The records below must be retyped exactly.

(Dataset rows about figures)

◆ ◆ ◆

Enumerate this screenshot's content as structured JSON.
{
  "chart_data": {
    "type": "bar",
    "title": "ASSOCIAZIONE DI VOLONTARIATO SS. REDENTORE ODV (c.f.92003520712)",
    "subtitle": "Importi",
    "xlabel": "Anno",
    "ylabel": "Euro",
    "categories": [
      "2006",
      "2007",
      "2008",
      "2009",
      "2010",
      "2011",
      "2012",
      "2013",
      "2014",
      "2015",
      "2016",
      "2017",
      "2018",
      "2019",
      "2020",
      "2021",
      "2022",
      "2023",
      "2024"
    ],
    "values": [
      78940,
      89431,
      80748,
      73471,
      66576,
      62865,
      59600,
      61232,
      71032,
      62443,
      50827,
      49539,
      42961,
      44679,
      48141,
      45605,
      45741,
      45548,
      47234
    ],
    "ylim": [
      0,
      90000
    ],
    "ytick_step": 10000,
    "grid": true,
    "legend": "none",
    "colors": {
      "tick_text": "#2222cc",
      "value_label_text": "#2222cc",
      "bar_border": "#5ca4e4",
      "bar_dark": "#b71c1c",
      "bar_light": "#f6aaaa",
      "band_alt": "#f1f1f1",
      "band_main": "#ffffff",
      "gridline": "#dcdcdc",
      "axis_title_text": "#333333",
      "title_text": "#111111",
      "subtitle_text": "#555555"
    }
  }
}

◆ ◆ ◆

• [Answer in full]
Enumerate this screenshot's content as structured JSON.
{
  "chart_data": {
    "type": "bar",
    "title": "ASSOCIAZIONE DI VOLONTARIATO SS. REDENTORE ODV (c.f.92003520712)",
    "subtitle": "Importi",
    "xlabel": "Anno",
    "ylabel": "Euro",
    "categories": [
      "2006",
      "2007",
      "2008",
      "2009",
      "2010",
      "2011",
      "2012",
      "2013",
      "2014",
      "2015",
      "2016",
      "2017",
      "2018",
      "2019",
      "2020",
      "2021",
      "2022",
      "2023",
      "2024"
    ],
    "values": [
      78940,
      89431,
      80748,
      73471,
      66576,
      62865,
      59600,
      61232,
      71032,
      62443,
      50827,
      49539,
      42961,
      44679,
      48141,
      45605,
      45741,
      45548,
      47234
    ],
    "ylim": [
      0,
      90000
    ],
    "ytick_step": 10000,
    "grid": true,
    "legend": "none",
    "colors": {
      "tick_text": "#2222cc",
      "value_label_text": "#2222cc",
      "bar_border": "#5ca4e4",
      "bar_dark": "#b71c1c",
      "bar_light": "#f6aaaa",
      "band_alt": "#f1f1f1",
      "band_main": "#ffffff",
      "gridline": "#dcdcdc",
      "axis_title_text": "#333333",
      "title_text": "#111111",
      "subtitle_text": "#555555"
    }
  }
}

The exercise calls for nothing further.